Data records
-=-=-

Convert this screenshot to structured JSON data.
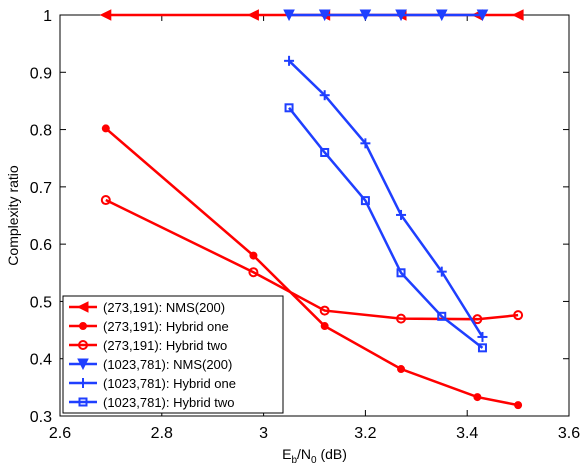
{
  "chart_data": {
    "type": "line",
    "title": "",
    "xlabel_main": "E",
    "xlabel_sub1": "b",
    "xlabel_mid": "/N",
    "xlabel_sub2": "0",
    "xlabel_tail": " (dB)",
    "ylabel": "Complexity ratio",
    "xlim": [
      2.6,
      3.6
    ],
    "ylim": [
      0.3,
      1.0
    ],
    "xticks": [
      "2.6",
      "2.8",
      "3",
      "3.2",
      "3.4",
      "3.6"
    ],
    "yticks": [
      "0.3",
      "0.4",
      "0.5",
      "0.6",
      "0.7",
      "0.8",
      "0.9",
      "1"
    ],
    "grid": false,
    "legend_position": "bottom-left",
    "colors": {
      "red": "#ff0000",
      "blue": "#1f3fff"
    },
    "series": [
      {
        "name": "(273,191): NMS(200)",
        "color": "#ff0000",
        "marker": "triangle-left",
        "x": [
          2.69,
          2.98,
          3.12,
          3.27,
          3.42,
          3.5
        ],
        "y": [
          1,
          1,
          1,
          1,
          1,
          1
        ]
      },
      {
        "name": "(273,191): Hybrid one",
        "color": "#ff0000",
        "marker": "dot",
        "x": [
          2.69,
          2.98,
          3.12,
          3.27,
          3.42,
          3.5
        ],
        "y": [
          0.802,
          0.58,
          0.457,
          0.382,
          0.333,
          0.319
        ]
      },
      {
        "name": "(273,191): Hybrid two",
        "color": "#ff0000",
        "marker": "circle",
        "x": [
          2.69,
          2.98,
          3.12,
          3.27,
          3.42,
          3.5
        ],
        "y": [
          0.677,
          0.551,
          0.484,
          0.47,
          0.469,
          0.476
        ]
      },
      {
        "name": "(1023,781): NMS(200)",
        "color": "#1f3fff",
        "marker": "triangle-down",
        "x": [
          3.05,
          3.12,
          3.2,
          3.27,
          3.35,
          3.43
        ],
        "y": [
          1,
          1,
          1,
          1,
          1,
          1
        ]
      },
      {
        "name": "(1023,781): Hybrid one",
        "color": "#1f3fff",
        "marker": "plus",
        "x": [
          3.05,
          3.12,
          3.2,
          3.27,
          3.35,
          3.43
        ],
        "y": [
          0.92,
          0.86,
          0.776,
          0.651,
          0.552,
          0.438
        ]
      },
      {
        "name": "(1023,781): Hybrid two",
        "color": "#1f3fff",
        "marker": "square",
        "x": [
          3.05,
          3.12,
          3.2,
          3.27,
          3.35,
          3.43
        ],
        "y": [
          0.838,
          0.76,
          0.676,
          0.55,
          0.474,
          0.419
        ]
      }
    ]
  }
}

-=-=-

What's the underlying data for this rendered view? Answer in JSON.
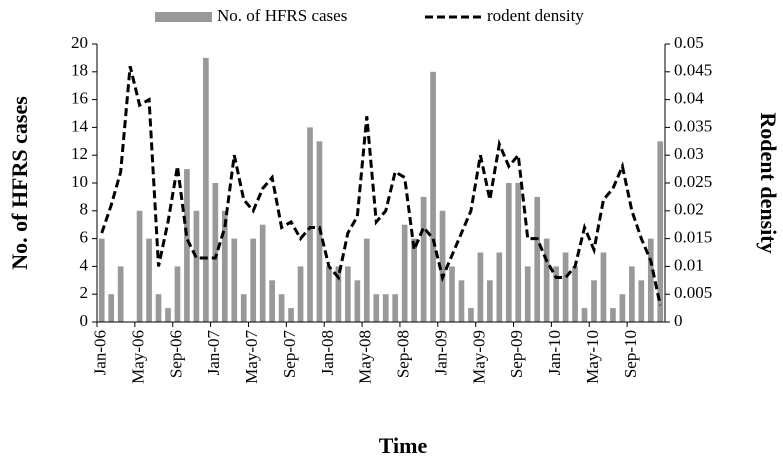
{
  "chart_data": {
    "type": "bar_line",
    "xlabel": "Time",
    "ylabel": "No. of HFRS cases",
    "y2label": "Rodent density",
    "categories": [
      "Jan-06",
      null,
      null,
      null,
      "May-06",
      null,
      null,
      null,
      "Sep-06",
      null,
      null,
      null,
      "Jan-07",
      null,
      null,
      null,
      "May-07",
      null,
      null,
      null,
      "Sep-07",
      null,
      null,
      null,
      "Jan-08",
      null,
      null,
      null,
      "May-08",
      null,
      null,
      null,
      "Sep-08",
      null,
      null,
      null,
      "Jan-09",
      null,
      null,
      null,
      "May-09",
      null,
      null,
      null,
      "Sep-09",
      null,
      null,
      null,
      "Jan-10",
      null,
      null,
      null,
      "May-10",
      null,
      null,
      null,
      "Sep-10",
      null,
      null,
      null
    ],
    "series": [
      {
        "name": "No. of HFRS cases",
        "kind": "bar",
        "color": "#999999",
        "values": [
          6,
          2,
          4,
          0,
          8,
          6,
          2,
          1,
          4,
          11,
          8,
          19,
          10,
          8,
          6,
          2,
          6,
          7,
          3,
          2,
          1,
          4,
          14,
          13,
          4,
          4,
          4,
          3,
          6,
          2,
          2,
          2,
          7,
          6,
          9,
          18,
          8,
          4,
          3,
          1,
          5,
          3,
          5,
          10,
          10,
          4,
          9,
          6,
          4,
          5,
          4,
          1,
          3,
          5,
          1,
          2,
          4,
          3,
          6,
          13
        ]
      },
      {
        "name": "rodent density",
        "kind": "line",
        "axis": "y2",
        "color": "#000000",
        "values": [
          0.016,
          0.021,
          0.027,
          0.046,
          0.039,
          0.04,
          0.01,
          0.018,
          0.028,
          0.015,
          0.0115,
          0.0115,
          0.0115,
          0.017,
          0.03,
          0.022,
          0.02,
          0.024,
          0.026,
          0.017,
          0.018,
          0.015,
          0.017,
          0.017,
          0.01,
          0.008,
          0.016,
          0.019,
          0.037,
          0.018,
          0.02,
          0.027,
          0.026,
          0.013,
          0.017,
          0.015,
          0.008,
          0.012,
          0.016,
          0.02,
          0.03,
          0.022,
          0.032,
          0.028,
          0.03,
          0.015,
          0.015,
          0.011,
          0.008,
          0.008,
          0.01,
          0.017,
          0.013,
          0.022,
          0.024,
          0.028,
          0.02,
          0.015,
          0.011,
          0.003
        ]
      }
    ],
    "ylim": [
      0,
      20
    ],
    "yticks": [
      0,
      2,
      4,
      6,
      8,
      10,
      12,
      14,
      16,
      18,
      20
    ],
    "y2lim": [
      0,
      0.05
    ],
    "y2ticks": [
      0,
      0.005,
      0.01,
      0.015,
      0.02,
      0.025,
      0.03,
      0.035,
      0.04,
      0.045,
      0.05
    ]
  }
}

-=-=-

Find the lines containing "triangle" and list every one of them.

        "marker": "triangle-left",
        "marker": "triangle-down",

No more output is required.